Recorded data:
** BEGIN **

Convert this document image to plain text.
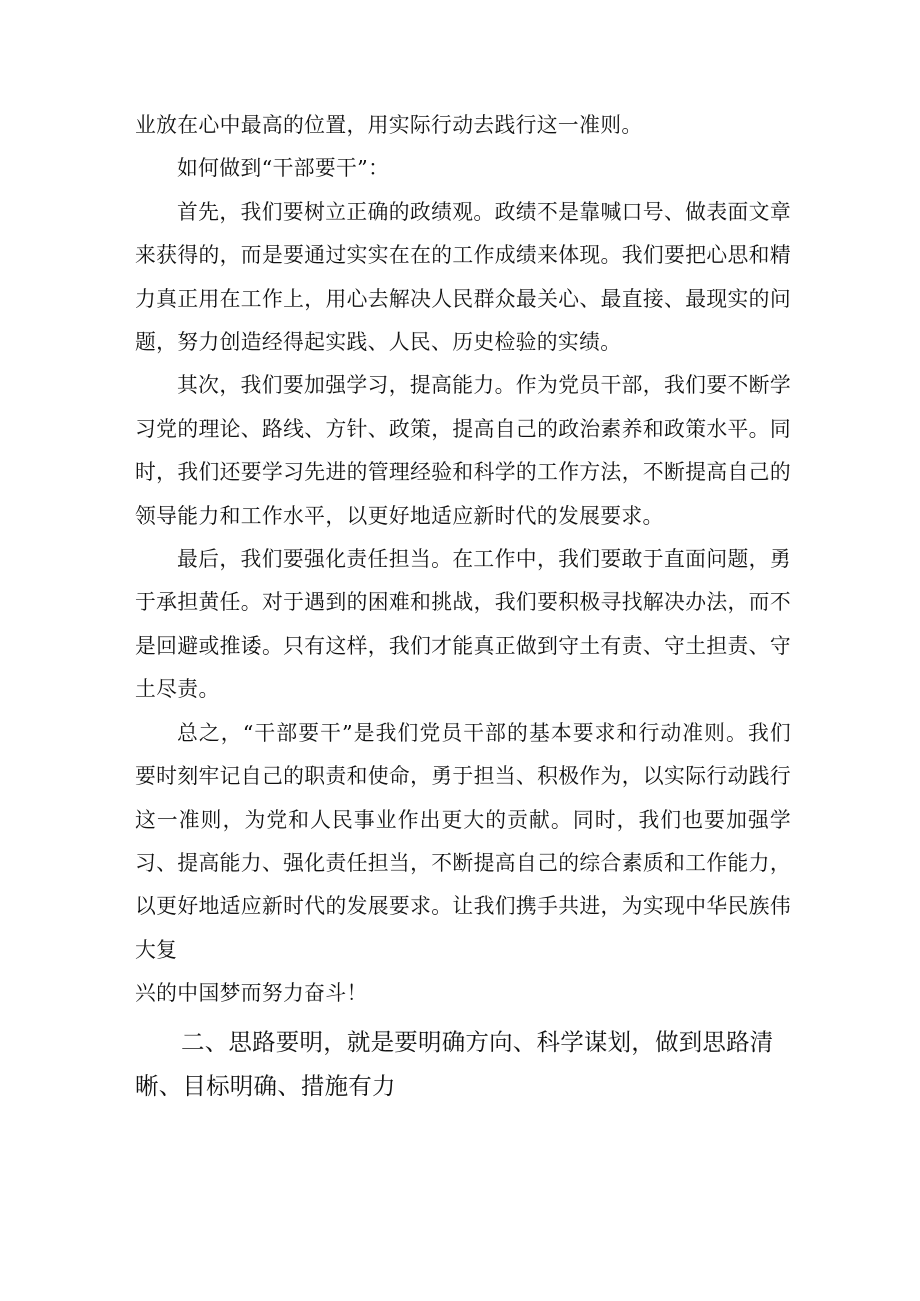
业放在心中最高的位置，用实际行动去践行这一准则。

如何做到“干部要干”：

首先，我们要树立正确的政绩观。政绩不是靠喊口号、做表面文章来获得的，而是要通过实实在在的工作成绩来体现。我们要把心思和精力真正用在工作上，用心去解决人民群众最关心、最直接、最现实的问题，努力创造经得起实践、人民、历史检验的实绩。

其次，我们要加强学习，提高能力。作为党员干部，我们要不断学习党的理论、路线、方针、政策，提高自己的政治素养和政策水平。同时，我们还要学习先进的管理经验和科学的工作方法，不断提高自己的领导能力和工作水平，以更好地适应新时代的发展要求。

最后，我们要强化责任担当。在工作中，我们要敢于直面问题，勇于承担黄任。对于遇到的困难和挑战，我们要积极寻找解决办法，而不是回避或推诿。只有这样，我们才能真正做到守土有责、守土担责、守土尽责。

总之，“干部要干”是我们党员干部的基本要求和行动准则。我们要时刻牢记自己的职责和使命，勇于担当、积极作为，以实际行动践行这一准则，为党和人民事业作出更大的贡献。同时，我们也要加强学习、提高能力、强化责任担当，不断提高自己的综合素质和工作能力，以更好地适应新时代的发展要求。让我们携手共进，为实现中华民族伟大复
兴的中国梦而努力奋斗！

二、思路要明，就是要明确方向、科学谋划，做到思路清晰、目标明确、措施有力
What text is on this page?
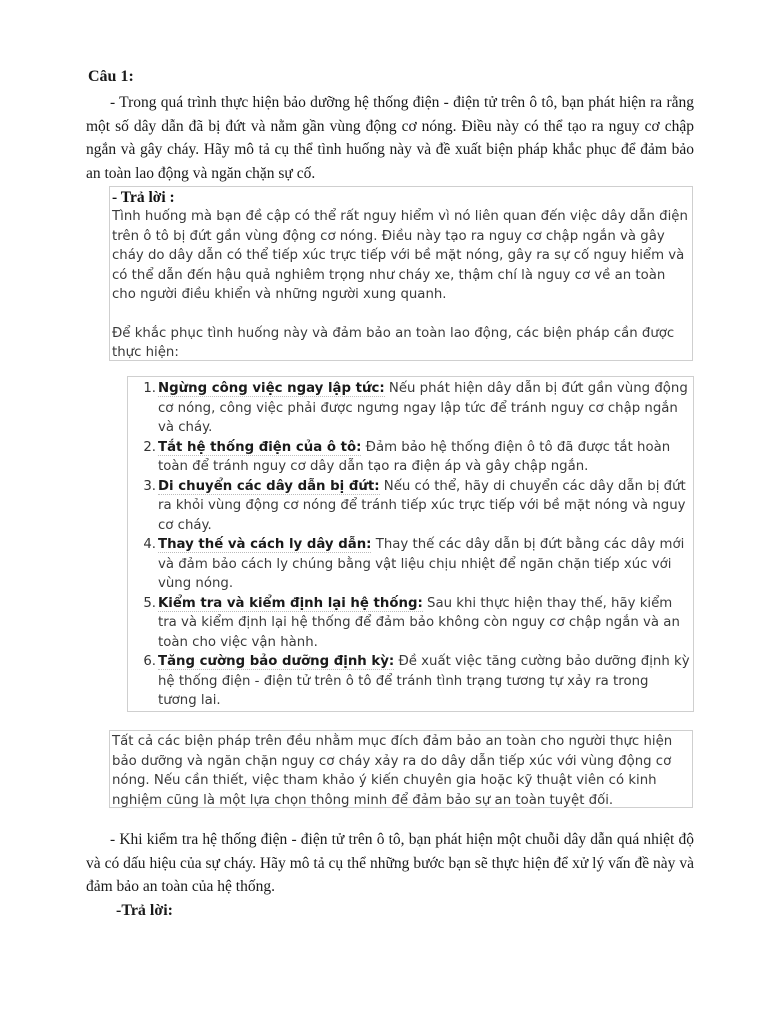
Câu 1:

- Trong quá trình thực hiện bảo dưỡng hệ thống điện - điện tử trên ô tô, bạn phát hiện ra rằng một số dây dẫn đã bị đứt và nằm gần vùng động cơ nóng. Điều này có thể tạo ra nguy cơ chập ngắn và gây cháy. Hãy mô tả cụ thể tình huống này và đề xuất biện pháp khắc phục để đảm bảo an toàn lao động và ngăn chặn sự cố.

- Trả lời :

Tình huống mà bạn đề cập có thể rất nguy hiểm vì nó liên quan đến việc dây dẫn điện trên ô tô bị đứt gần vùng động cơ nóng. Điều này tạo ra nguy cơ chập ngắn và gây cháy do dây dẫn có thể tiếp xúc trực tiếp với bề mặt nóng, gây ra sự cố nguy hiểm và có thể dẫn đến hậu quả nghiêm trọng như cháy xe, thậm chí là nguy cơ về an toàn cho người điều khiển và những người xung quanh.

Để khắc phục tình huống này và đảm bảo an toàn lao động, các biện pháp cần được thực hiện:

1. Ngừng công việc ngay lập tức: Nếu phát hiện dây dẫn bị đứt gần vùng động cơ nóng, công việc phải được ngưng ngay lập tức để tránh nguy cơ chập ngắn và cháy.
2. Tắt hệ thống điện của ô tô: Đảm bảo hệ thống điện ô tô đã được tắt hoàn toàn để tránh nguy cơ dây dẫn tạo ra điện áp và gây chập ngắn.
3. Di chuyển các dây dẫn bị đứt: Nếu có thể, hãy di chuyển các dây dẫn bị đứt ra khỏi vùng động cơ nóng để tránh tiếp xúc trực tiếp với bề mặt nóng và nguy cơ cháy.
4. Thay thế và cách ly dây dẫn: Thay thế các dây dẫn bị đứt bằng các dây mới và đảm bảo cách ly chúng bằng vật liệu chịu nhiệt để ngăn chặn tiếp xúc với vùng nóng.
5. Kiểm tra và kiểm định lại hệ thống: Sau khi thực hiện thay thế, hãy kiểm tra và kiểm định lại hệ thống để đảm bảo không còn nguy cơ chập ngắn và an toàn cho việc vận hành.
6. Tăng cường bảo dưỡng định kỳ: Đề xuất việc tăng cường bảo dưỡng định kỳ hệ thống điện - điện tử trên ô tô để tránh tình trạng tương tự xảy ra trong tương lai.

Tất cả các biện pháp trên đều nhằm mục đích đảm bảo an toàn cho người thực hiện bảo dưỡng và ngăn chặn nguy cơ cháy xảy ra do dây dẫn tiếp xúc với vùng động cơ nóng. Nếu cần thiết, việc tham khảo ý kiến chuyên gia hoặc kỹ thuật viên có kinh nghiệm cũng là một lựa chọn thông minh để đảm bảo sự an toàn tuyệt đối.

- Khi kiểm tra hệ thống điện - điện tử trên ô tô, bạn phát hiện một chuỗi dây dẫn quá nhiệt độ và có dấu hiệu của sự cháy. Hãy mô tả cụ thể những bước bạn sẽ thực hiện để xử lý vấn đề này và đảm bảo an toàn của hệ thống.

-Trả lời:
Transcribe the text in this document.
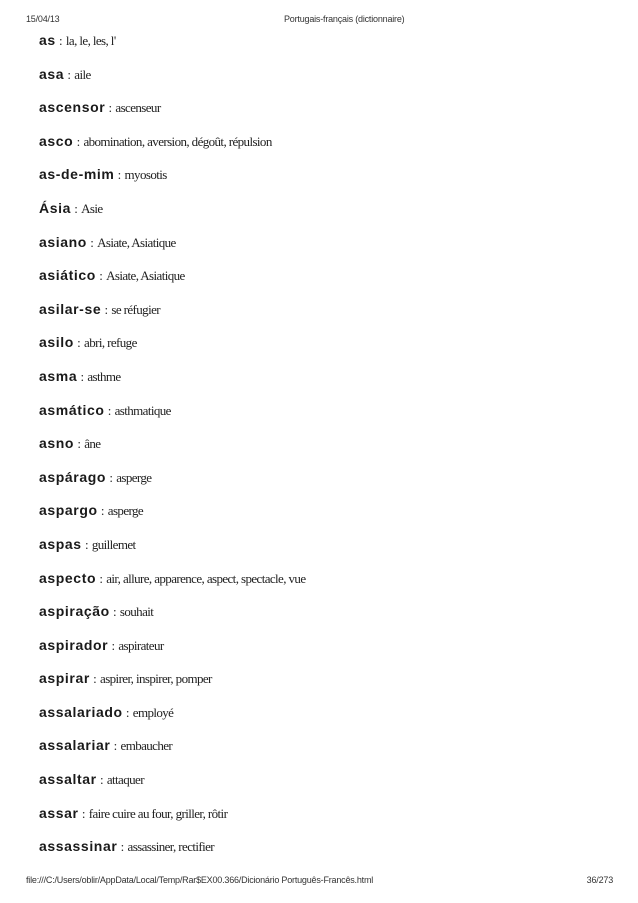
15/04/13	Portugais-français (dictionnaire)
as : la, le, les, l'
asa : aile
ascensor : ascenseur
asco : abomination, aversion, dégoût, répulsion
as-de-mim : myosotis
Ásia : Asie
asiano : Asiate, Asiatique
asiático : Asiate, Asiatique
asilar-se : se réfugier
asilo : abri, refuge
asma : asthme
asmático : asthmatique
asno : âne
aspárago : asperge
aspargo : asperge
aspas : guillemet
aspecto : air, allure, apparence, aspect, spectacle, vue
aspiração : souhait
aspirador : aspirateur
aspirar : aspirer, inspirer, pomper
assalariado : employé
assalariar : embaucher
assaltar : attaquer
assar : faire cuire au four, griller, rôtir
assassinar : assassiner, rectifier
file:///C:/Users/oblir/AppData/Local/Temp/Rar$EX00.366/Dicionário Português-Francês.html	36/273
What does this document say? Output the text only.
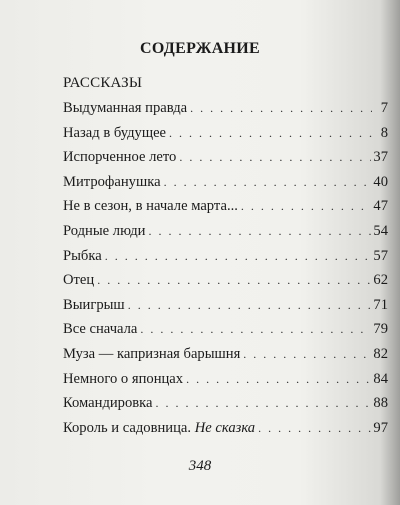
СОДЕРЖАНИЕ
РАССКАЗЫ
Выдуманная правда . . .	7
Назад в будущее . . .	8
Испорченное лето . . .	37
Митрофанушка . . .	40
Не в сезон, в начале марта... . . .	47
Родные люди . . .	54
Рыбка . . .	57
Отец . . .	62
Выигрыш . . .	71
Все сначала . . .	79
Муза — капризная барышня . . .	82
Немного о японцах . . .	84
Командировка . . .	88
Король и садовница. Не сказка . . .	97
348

** END **

What to produce | Leave out the pictures and copy every record above exactly.

Reply |
Convert this document image to plain text.
业放在心中最高的位置，用实际行动去践行这一准则。

如何做到“干部要干”：

首先，我们要树立正确的政绩观。政绩不是靠喊口号、做表面文章来获得的，而是要通过实实在在的工作成绩来体现。我们要把心思和精力真正用在工作上，用心去解决人民群众最关心、最直接、最现实的问题，努力创造经得起实践、人民、历史检验的实绩。

其次，我们要加强学习，提高能力。作为党员干部，我们要不断学习党的理论、路线、方针、政策，提高自己的政治素养和政策水平。同时，我们还要学习先进的管理经验和科学的工作方法，不断提高自己的领导能力和工作水平，以更好地适应新时代的发展要求。

最后，我们要强化责任担当。在工作中，我们要敢于直面问题，勇于承担黄任。对于遇到的困难和挑战，我们要积极寻找解决办法，而不是回避或推诿。只有这样，我们才能真正做到守土有责、守土担责、守土尽责。

总之，“干部要干”是我们党员干部的基本要求和行动准则。我们要时刻牢记自己的职责和使命，勇于担当、积极作为，以实际行动践行这一准则，为党和人民事业作出更大的贡献。同时，我们也要加强学习、提高能力、强化责任担当，不断提高自己的综合素质和工作能力，以更好地适应新时代的发展要求。让我们携手共进，为实现中华民族伟大复
兴的中国梦而努力奋斗！

二、思路要明，就是要明确方向、科学谋划，做到思路清晰、目标明确、措施有力
What text is on this page?
Câu 1:

- Trong quá trình thực hiện bảo dưỡng hệ thống điện - điện tử trên ô tô, bạn phát hiện ra rằng một số dây dẫn đã bị đứt và nằm gần vùng động cơ nóng. Điều này có thể tạo ra nguy cơ chập ngắn và gây cháy. Hãy mô tả cụ thể tình huống này và đề xuất biện pháp khắc phục để đảm bảo an toàn lao động và ngăn chặn sự cố.

- Trả lời :

Tình huống mà bạn đề cập có thể rất nguy hiểm vì nó liên quan đến việc dây dẫn điện trên ô tô bị đứt gần vùng động cơ nóng. Điều này tạo ra nguy cơ chập ngắn và gây cháy do dây dẫn có thể tiếp xúc trực tiếp với bề mặt nóng, gây ra sự cố nguy hiểm và có thể dẫn đến hậu quả nghiêm trọng như cháy xe, thậm chí là nguy cơ về an toàn cho người điều khiển và những người xung quanh.

Để khắc phục tình huống này và đảm bảo an toàn lao động, các biện pháp cần được thực hiện:

1. Ngừng công việc ngay lập tức: Nếu phát hiện dây dẫn bị đứt gần vùng động cơ nóng, công việc phải được ngưng ngay lập tức để tránh nguy cơ chập ngắn và cháy.
2. Tắt hệ thống điện của ô tô: Đảm bảo hệ thống điện ô tô đã được tắt hoàn toàn để tránh nguy cơ dây dẫn tạo ra điện áp và gây chập ngắn.
3. Di chuyển các dây dẫn bị đứt: Nếu có thể, hãy di chuyển các dây dẫn bị đứt ra khỏi vùng động cơ nóng để tránh tiếp xúc trực tiếp với bề mặt nóng và nguy cơ cháy.
4. Thay thế và cách ly dây dẫn: Thay thế các dây dẫn bị đứt bằng các dây mới và đảm bảo cách ly chúng bằng vật liệu chịu nhiệt để ngăn chặn tiếp xúc với vùng nóng.
5. Kiểm tra và kiểm định lại hệ thống: Sau khi thực hiện thay thế, hãy kiểm tra và kiểm định lại hệ thống để đảm bảo không còn nguy cơ chập ngắn và an toàn cho việc vận hành.
6. Tăng cường bảo dưỡng định kỳ: Đề xuất việc tăng cường bảo dưỡng định kỳ hệ thống điện - điện tử trên ô tô để tránh tình trạng tương tự xảy ra trong tương lai.

Tất cả các biện pháp trên đều nhằm mục đích đảm bảo an toàn cho người thực hiện bảo dưỡng và ngăn chặn nguy cơ cháy xảy ra do dây dẫn tiếp xúc với vùng động cơ nóng. Nếu cần thiết, việc tham khảo ý kiến chuyên gia hoặc kỹ thuật viên có kinh nghiệm cũng là một lựa chọn thông minh để đảm bảo sự an toàn tuyệt đối.

- Khi kiểm tra hệ thống điện - điện tử trên ô tô, bạn phát hiện một chuỗi dây dẫn quá nhiệt độ và có dấu hiệu của sự cháy. Hãy mô tả cụ thể những bước bạn sẽ thực hiện để xử lý vấn đề này và đảm bảo an toàn của hệ thống.

-Trả lời:
Transcribe the text in this document.
15/04/13	Portugais-français (dictionnaire)
as : la, le, les, l'
asa : aile
ascensor : ascenseur
asco : abomination, aversion, dégoût, répulsion
as-de-mim : myosotis
Ásia : Asie
asiano : Asiate, Asiatique
asiático : Asiate, Asiatique
asilar-se : se réfugier
asilo : abri, refuge
asma : asthme
asmático : asthmatique
asno : âne
aspárago : asperge
aspargo : asperge
aspas : guillemet
aspecto : air, allure, apparence, aspect, spectacle, vue
aspiração : souhait
aspirador : aspirateur
aspirar : aspirer, inspirer, pomper
assalariado : employé
assalariar : embaucher
assaltar : attaquer
assar : faire cuire au four, griller, rôtir
assassinar : assassiner, rectifier
file:///C:/Users/oblir/AppData/Local/Temp/Rar$EX00.366/Dicionário Português-Francês.html	36/273
What does this document say? Output the text only.
СОДЕРЖАНИЕ
РАССКАЗЫ
Выдуманная правда . . .	7
Назад в будущее . . .	8
Испорченное лето . . .	37
Митрофанушка . . .	40
Не в сезон, в начале марта... . . .	47
Родные люди . . .	54
Рыбка . . .	57
Отец . . .	62
Выигрыш . . .	71
Все сначала . . .	79
Муза — капризная барышня . . .	82
Немного о японцах . . .	84
Командировка . . .	88
Король и садовница. Не сказка . . .	97
348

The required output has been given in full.